» **PROBLEM STATEMENT**: Omit the pictures while printing every entry below exactly as given.

DATA SUPPLIED section start

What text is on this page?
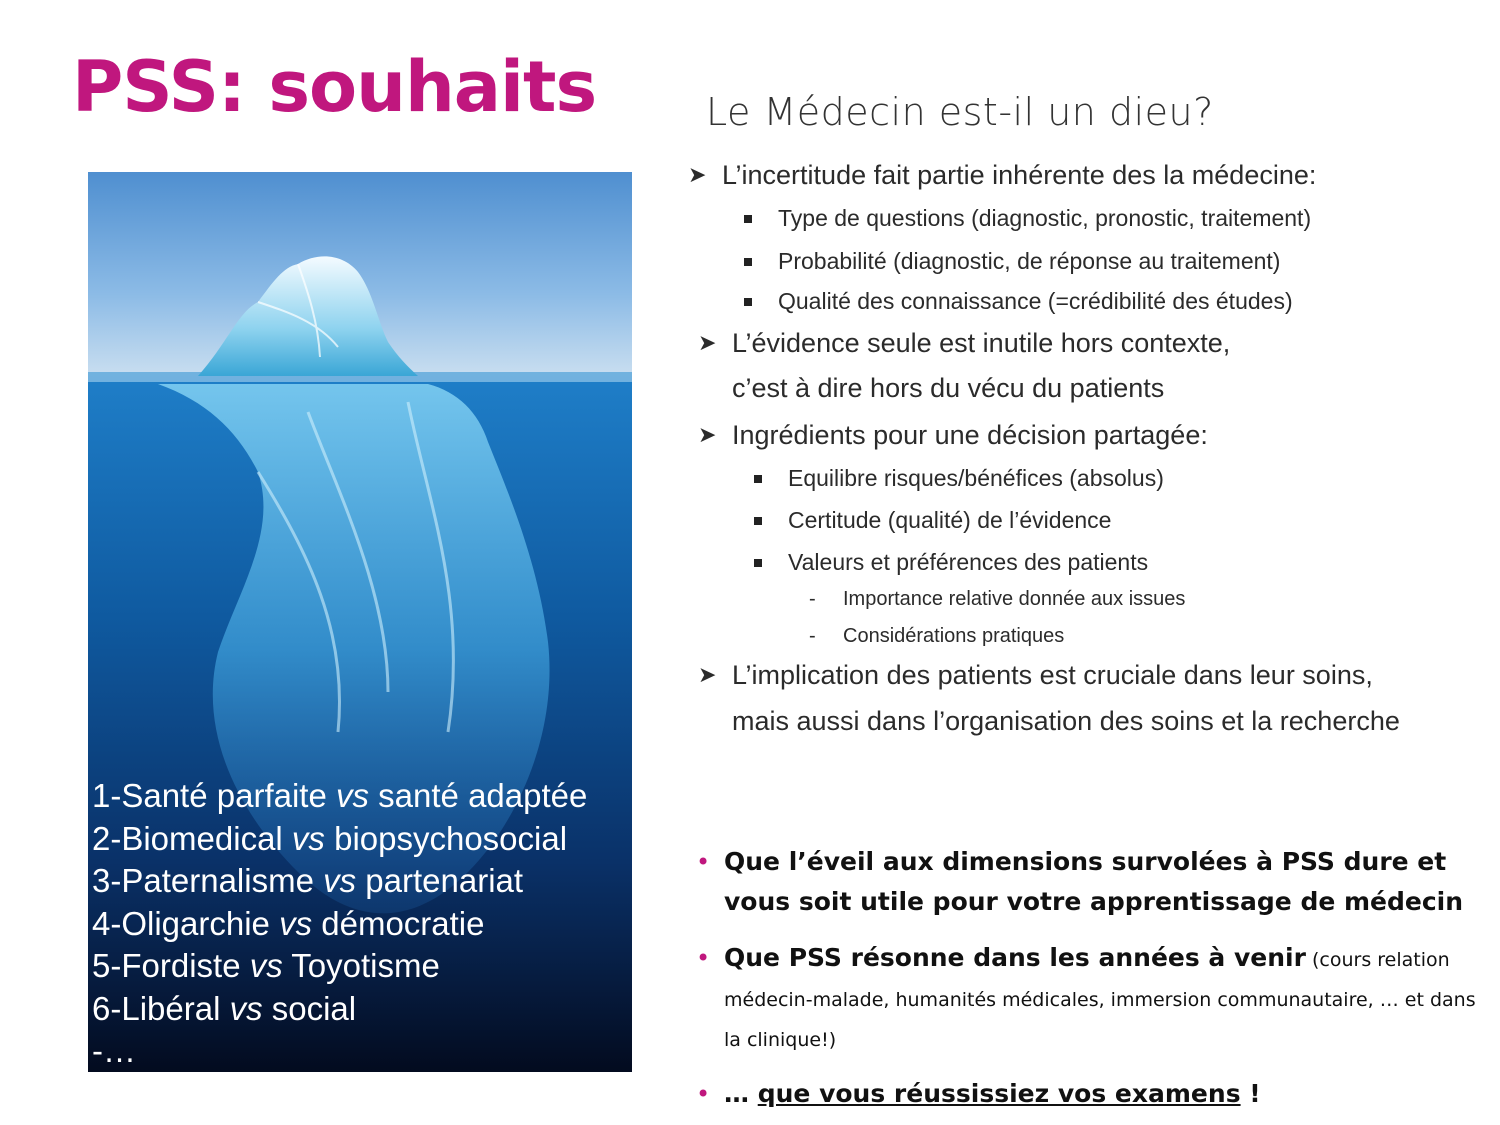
PSS: souhaits
1-Santé parfaite vs santé adaptée
2-Biomedical vs biopsychosocial
3-Paternalisme vs partenariat
4-Oligarchie vs démocratie
5-Fordiste vs Toyotisme
6-Libéral vs social
-…
Le Médecin est-il un dieu?
➤ L’incertitude fait partie inhérente des la médecine:
Type de questions (diagnostic, pronostic, traitement)
Probabilité (diagnostic, de réponse au traitement)
Qualité des connaissance (=crédibilité des études)
➤ L’évidence seule est inutile hors contexte,
c’est à dire hors du vécu du patients
➤ Ingrédients pour une décision partagée:
Equilibre risques/bénéfices (absolus)
Certitude (qualité) de l’évidence
Valeurs et préférences des patients
- Importance relative donnée aux issues
- Considérations pratiques
➤ L’implication des patients est cruciale dans leur soins,
mais aussi dans l’organisation des soins et la recherche
• Que l’éveil aux dimensions survolées à PSS dure et vous soit utile pour votre apprentissage de médecin
• Que PSS résonne dans les années à venir (cours relation médecin-malade, humanités médicales, immersion communautaire, … et dans la clinique!)
• … que vous réussissiez vos examens !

DATA SUPPLIED section end

» **ANSWER TO THIS EXERCISE**:
What text is on this page?
PSS: souhaits
1-Santé parfaite vs santé adaptée
2-Biomedical vs biopsychosocial
3-Paternalisme vs partenariat
4-Oligarchie vs démocratie
5-Fordiste vs Toyotisme
6-Libéral vs social
-…
Le Médecin est-il un dieu?
➤ L’incertitude fait partie inhérente des la médecine:
Type de questions (diagnostic, pronostic, traitement)
Probabilité (diagnostic, de réponse au traitement)
Qualité des connaissance (=crédibilité des études)
➤ L’évidence seule est inutile hors contexte,
c’est à dire hors du vécu du patients
➤ Ingrédients pour une décision partagée:
Equilibre risques/bénéfices (absolus)
Certitude (qualité) de l’évidence
Valeurs et préférences des patients
- Importance relative donnée aux issues
- Considérations pratiques
➤ L’implication des patients est cruciale dans leur soins,
mais aussi dans l’organisation des soins et la recherche
• Que l’éveil aux dimensions survolées à PSS dure et vous soit utile pour votre apprentissage de médecin
• Que PSS résonne dans les années à venir (cours relation médecin-malade, humanités médicales, immersion communautaire, … et dans la clinique!)
• … que vous réussissiez vos examens !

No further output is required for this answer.